-- BEGIN --
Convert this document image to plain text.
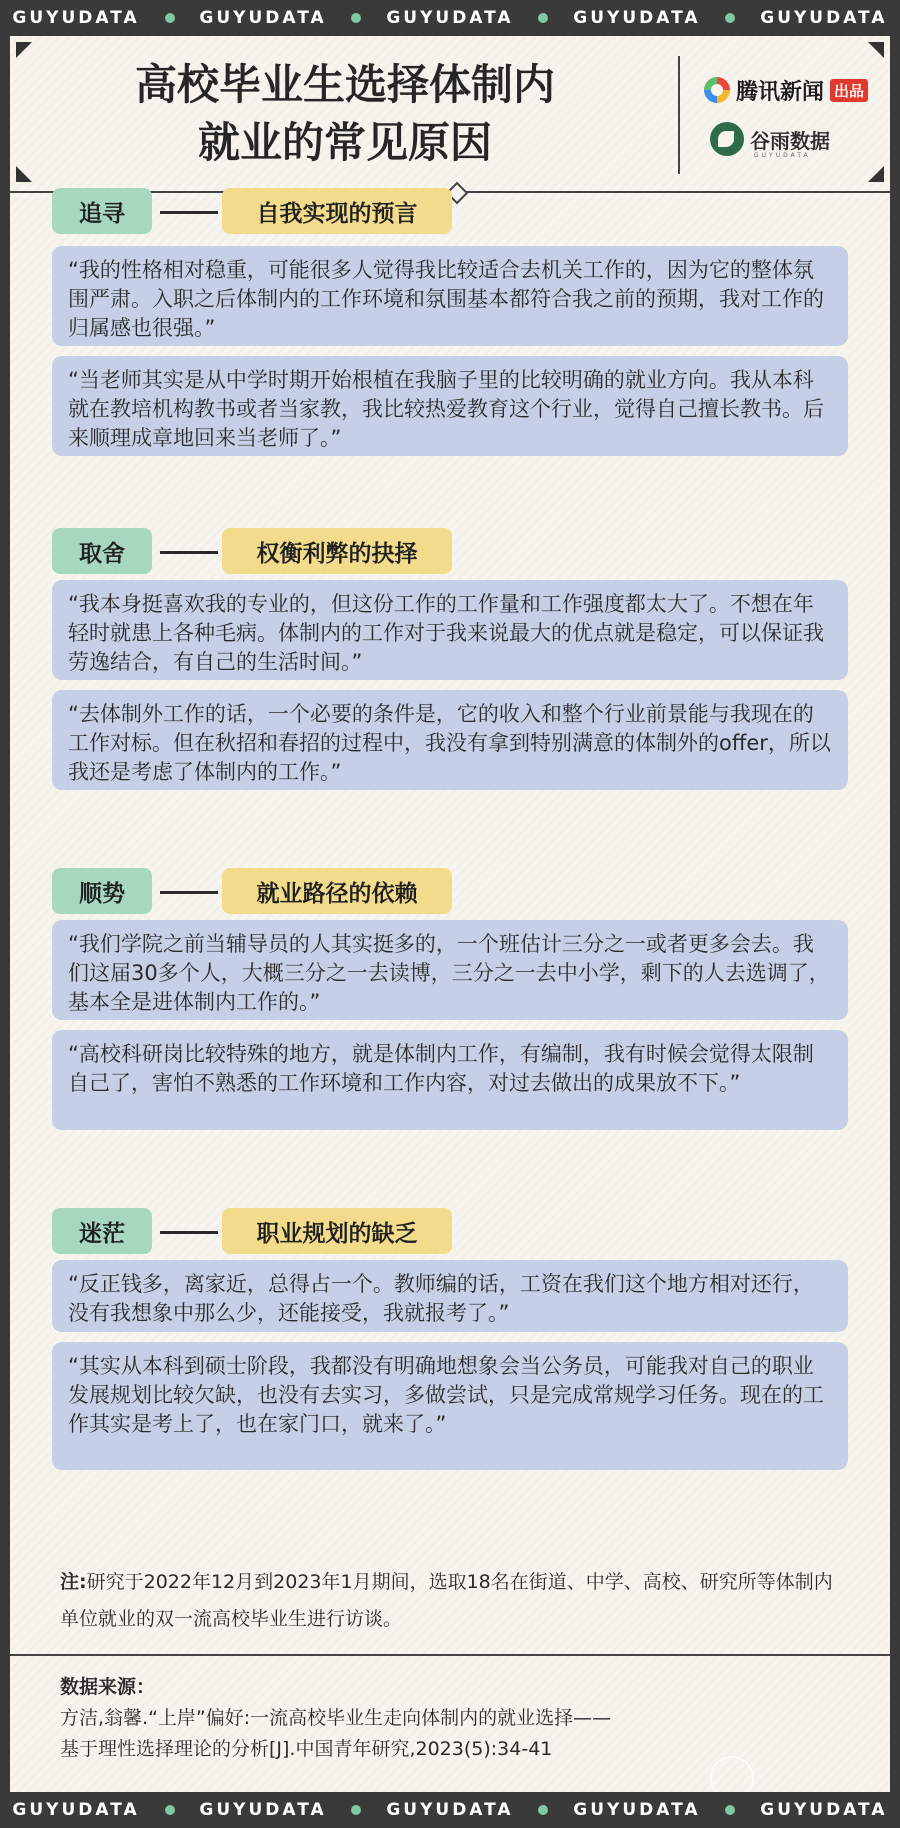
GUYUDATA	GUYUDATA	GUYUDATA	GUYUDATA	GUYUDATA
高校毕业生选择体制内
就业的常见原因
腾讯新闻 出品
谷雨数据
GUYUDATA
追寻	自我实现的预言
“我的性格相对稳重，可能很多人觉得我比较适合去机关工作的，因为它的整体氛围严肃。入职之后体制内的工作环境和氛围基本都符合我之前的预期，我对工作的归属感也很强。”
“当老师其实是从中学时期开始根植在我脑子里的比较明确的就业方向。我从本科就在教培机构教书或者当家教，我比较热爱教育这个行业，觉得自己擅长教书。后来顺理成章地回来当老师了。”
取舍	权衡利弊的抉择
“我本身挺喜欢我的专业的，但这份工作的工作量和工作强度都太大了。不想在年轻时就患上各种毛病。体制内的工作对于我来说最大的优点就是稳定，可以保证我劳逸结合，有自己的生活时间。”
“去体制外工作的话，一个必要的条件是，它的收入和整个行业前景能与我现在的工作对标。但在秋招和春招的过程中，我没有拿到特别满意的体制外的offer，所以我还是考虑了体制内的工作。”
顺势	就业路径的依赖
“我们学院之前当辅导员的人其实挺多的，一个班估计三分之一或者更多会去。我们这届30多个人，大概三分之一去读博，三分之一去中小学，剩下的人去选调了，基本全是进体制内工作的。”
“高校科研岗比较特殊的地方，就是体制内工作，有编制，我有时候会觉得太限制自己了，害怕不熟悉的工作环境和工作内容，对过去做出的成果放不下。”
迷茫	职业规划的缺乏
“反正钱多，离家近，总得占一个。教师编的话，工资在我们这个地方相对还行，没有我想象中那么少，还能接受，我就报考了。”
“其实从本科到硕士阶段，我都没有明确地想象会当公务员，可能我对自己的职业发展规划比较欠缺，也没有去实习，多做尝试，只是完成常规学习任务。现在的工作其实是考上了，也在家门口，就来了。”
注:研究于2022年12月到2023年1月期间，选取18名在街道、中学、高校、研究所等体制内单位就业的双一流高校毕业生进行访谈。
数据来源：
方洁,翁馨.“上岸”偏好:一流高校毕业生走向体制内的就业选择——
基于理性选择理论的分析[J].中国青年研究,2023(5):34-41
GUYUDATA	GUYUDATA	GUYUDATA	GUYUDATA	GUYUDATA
-- END --
Problem statement: Print each record exactly as it stands, leaving the images out.

Task answer:
Convert this document image to plain text.
GUYUDATA	GUYUDATA	GUYUDATA	GUYUDATA	GUYUDATA
高校毕业生选择体制内
就业的常见原因
腾讯新闻 出品
谷雨数据
GUYUDATA
追寻	自我实现的预言
“我的性格相对稳重，可能很多人觉得我比较适合去机关工作的，因为它的整体氛围严肃。入职之后体制内的工作环境和氛围基本都符合我之前的预期，我对工作的归属感也很强。”
“当老师其实是从中学时期开始根植在我脑子里的比较明确的就业方向。我从本科就在教培机构教书或者当家教，我比较热爱教育这个行业，觉得自己擅长教书。后来顺理成章地回来当老师了。”
取舍	权衡利弊的抉择
“我本身挺喜欢我的专业的，但这份工作的工作量和工作强度都太大了。不想在年轻时就患上各种毛病。体制内的工作对于我来说最大的优点就是稳定，可以保证我劳逸结合，有自己的生活时间。”
“去体制外工作的话，一个必要的条件是，它的收入和整个行业前景能与我现在的工作对标。但在秋招和春招的过程中，我没有拿到特别满意的体制外的offer，所以我还是考虑了体制内的工作。”
顺势	就业路径的依赖
“我们学院之前当辅导员的人其实挺多的，一个班估计三分之一或者更多会去。我们这届30多个人，大概三分之一去读博，三分之一去中小学，剩下的人去选调了，基本全是进体制内工作的。”
“高校科研岗比较特殊的地方，就是体制内工作，有编制，我有时候会觉得太限制自己了，害怕不熟悉的工作环境和工作内容，对过去做出的成果放不下。”
迷茫	职业规划的缺乏
“反正钱多，离家近，总得占一个。教师编的话，工资在我们这个地方相对还行，没有我想象中那么少，还能接受，我就报考了。”
“其实从本科到硕士阶段，我都没有明确地想象会当公务员，可能我对自己的职业发展规划比较欠缺，也没有去实习，多做尝试，只是完成常规学习任务。现在的工作其实是考上了，也在家门口，就来了。”
注:研究于2022年12月到2023年1月期间，选取18名在街道、中学、高校、研究所等体制内单位就业的双一流高校毕业生进行访谈。
数据来源：
方洁,翁馨.“上岸”偏好:一流高校毕业生走向体制内的就业选择——
基于理性选择理论的分析[J].中国青年研究,2023(5):34-41
GUYUDATA	GUYUDATA	GUYUDATA	GUYUDATA	GUYUDATA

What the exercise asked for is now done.